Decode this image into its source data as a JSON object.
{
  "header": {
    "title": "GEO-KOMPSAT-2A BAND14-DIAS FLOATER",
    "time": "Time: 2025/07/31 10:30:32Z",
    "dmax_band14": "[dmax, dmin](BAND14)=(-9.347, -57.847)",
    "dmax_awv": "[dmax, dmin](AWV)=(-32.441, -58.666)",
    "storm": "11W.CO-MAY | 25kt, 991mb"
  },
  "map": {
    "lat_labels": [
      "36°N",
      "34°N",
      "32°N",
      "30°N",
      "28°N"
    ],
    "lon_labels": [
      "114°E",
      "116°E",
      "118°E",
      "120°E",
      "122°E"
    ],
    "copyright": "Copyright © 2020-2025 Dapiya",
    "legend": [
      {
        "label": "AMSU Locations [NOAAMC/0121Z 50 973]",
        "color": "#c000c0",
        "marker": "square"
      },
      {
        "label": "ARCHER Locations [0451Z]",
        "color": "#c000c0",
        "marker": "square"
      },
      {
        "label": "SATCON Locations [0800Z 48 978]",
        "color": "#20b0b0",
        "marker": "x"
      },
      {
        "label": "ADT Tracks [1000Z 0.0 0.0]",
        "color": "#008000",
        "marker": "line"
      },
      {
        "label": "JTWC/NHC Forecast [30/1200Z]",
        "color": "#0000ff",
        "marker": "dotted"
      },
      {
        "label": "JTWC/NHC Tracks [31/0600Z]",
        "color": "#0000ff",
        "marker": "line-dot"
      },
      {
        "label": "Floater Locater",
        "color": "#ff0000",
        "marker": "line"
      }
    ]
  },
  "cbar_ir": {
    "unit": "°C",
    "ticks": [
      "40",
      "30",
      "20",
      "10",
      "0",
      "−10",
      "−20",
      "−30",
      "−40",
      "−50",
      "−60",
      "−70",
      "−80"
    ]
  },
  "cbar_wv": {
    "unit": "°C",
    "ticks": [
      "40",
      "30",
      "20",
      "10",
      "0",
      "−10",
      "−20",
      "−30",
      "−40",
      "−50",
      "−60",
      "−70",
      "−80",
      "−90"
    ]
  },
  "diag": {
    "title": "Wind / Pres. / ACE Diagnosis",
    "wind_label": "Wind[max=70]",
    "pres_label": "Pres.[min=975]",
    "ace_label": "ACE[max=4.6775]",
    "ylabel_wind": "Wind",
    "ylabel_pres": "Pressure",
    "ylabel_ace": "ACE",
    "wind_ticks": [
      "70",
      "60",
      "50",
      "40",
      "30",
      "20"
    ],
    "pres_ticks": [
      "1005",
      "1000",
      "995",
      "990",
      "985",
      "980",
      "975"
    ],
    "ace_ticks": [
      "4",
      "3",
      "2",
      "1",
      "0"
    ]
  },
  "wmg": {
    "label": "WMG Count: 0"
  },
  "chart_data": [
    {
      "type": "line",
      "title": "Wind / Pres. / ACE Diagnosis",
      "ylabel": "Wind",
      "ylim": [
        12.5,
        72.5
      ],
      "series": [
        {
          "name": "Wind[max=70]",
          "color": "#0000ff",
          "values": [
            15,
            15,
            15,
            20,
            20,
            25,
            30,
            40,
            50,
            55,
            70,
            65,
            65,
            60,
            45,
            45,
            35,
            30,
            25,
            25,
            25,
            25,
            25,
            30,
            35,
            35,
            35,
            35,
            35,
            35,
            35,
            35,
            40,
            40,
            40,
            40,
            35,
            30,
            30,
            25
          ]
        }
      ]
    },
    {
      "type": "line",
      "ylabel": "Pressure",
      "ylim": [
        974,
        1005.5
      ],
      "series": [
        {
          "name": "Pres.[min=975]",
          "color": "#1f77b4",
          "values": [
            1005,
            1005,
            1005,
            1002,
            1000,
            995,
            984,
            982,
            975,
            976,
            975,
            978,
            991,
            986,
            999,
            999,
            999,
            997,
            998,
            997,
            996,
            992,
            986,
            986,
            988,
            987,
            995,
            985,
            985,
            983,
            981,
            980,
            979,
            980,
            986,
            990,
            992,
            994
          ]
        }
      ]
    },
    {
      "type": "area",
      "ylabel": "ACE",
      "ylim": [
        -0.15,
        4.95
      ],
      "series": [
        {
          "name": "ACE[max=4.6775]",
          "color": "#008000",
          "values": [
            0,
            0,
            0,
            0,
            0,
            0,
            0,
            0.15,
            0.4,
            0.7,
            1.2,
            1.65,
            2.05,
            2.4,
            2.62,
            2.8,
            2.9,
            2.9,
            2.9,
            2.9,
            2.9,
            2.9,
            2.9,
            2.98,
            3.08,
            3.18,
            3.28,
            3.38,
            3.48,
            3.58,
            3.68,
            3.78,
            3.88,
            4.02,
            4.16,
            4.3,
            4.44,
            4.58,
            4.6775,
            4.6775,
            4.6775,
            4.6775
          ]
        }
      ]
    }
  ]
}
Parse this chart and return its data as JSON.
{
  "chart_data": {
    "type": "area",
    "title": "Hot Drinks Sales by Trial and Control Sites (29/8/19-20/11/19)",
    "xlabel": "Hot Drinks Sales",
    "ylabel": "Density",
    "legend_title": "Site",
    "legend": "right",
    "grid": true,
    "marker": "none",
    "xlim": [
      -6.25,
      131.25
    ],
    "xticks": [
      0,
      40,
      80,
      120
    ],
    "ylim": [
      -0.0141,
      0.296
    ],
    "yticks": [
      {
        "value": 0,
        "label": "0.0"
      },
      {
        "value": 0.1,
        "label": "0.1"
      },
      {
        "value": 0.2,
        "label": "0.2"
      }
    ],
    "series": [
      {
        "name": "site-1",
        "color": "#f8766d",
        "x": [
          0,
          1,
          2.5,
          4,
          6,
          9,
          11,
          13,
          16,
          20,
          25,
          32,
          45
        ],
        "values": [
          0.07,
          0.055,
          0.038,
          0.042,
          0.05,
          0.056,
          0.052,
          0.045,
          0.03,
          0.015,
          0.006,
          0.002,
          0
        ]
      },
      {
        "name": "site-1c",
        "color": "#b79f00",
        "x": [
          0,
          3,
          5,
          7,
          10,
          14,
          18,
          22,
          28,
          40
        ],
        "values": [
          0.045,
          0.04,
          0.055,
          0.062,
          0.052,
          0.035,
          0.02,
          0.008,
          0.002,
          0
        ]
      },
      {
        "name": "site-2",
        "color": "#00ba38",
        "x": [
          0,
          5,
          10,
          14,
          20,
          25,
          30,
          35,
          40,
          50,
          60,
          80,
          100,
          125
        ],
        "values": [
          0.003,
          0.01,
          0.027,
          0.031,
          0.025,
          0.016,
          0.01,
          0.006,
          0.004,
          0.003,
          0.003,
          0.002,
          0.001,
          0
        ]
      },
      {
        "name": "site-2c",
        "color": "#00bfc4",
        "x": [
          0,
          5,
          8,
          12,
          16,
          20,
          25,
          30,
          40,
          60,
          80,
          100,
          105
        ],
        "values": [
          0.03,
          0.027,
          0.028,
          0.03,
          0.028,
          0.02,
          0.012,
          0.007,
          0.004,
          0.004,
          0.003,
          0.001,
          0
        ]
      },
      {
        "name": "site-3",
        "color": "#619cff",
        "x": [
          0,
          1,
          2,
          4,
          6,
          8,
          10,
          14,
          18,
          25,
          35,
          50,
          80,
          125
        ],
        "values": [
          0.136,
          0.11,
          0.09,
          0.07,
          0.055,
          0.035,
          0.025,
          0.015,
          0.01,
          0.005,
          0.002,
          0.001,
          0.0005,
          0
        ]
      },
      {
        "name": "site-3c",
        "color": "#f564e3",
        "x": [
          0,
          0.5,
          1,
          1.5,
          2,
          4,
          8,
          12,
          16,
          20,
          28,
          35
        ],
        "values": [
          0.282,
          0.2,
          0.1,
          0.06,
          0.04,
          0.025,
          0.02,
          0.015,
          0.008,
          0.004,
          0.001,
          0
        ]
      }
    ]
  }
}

•••••

Given exercise: Go through the records above and copy every line with the word "Pressure".

Reply to the task:
    "ylabel_pres": "Pressure",
      "ylabel": "Pressure",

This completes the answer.